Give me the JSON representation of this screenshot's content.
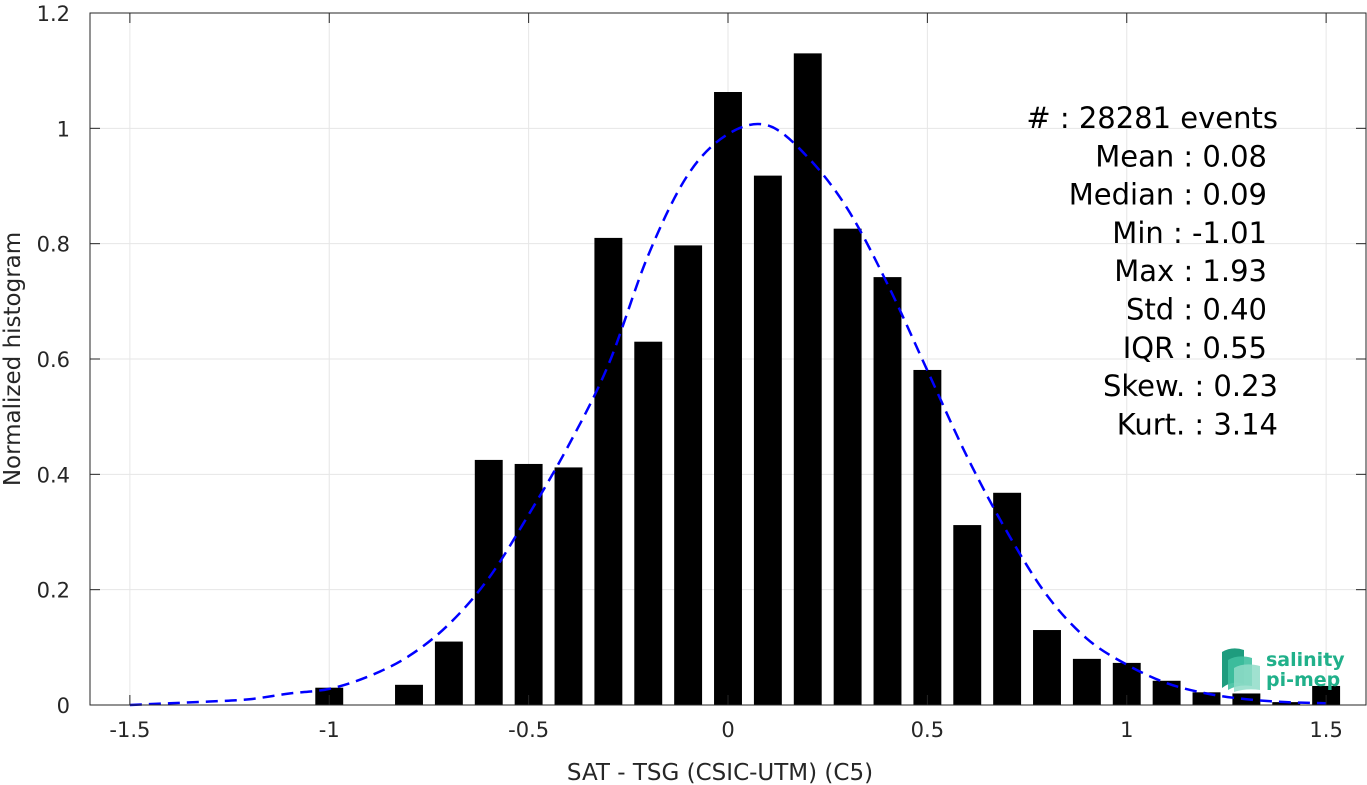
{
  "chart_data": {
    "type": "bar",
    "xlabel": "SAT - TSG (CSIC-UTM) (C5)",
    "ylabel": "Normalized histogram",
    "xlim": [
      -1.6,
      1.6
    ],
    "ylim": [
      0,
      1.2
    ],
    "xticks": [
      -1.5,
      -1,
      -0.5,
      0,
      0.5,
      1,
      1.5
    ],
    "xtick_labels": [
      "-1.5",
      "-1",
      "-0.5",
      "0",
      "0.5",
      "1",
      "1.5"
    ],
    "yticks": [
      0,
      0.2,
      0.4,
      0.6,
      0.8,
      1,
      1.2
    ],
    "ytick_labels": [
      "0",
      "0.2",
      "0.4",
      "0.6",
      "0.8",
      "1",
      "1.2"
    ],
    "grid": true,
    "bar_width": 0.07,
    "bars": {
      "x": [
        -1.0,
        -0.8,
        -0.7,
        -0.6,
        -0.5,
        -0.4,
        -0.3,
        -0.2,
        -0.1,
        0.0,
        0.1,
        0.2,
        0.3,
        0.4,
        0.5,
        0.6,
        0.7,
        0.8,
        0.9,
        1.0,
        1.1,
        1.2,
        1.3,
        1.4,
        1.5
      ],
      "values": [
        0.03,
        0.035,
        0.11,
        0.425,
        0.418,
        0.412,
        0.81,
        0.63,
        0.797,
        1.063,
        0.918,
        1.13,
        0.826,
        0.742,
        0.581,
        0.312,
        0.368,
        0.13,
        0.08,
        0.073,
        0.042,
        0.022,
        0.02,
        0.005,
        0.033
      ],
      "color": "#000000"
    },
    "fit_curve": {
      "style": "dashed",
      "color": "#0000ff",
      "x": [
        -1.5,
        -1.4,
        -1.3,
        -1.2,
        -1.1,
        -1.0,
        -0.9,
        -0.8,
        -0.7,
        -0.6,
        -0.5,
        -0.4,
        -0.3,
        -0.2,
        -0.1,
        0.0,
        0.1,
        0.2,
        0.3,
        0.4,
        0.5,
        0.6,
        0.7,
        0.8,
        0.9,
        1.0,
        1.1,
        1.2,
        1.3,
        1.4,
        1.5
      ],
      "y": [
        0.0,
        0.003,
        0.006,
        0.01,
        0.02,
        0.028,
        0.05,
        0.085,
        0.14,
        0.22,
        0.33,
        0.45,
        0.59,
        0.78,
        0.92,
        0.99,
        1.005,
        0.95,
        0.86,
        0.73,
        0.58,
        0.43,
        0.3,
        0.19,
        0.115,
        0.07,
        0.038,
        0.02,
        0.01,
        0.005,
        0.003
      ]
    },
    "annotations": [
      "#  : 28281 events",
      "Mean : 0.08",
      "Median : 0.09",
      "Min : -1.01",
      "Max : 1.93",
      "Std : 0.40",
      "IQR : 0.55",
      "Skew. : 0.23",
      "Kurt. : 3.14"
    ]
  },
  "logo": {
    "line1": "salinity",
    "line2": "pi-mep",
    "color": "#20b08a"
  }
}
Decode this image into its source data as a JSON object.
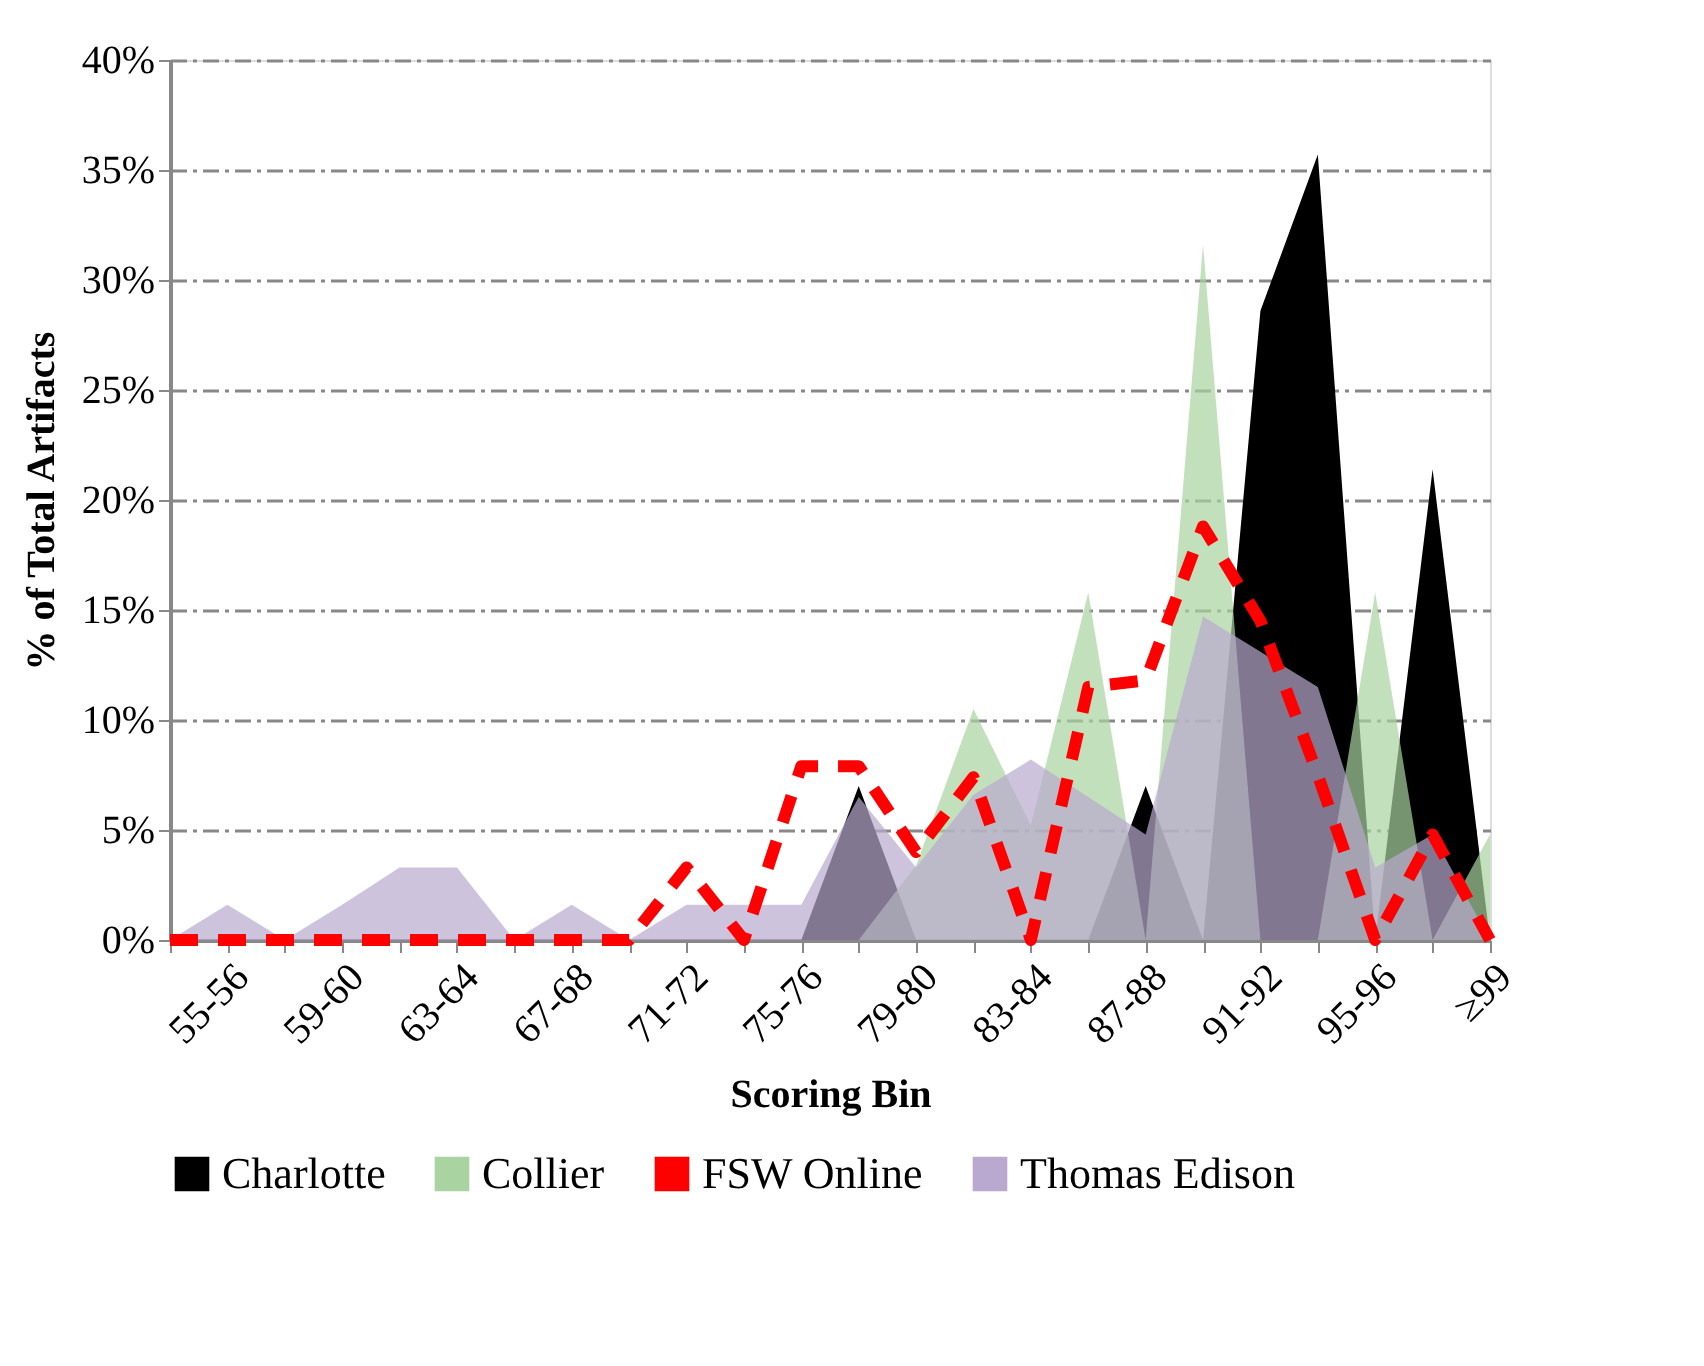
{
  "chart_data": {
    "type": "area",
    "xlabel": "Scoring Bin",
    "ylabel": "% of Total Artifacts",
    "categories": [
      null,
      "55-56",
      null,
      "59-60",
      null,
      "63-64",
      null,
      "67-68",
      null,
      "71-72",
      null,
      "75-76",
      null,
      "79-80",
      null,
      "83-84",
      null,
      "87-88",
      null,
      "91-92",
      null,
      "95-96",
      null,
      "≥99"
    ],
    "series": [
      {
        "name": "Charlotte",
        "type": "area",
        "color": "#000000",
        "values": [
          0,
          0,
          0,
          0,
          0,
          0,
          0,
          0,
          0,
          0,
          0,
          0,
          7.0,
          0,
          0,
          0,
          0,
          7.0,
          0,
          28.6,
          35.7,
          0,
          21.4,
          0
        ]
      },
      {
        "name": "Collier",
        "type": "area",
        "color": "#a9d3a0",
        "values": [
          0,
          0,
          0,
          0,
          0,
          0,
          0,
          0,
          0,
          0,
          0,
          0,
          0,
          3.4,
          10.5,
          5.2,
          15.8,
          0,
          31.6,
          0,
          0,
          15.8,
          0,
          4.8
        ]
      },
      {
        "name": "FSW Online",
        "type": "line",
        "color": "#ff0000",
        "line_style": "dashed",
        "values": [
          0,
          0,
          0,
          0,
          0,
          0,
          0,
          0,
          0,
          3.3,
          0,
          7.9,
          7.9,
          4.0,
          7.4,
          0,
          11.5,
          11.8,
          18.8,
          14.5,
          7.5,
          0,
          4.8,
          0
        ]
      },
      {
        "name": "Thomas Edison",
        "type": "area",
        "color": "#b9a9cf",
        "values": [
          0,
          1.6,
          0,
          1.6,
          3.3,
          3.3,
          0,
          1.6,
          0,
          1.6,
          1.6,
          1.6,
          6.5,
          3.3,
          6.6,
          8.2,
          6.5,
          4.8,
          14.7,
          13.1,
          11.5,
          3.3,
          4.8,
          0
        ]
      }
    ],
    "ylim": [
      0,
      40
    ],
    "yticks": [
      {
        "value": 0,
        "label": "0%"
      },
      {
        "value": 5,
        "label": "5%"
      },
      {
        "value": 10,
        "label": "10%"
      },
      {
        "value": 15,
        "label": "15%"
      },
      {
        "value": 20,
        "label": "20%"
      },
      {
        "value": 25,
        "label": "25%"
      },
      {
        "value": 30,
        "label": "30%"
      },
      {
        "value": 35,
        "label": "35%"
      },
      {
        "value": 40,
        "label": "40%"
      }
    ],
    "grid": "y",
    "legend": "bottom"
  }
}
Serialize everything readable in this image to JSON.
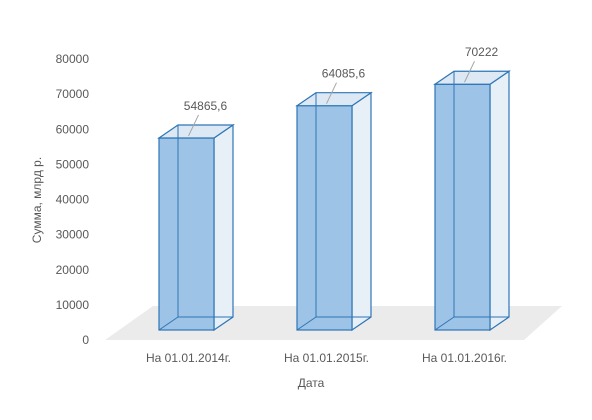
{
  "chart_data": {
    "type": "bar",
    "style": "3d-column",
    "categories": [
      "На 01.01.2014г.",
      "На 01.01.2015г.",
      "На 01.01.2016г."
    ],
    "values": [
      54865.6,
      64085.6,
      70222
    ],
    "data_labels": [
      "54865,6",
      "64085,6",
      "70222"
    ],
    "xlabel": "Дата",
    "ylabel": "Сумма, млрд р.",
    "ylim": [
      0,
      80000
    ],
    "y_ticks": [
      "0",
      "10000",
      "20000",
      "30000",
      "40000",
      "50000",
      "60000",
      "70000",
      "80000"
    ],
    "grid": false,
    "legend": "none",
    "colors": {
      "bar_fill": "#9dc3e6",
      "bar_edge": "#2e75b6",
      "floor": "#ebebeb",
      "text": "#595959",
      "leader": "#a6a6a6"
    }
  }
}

--------------------------------

Aim of the exercise → Of the lines in the listing, how many hold the word "name"? Nothing but the number is needed.

Answer for the task → 4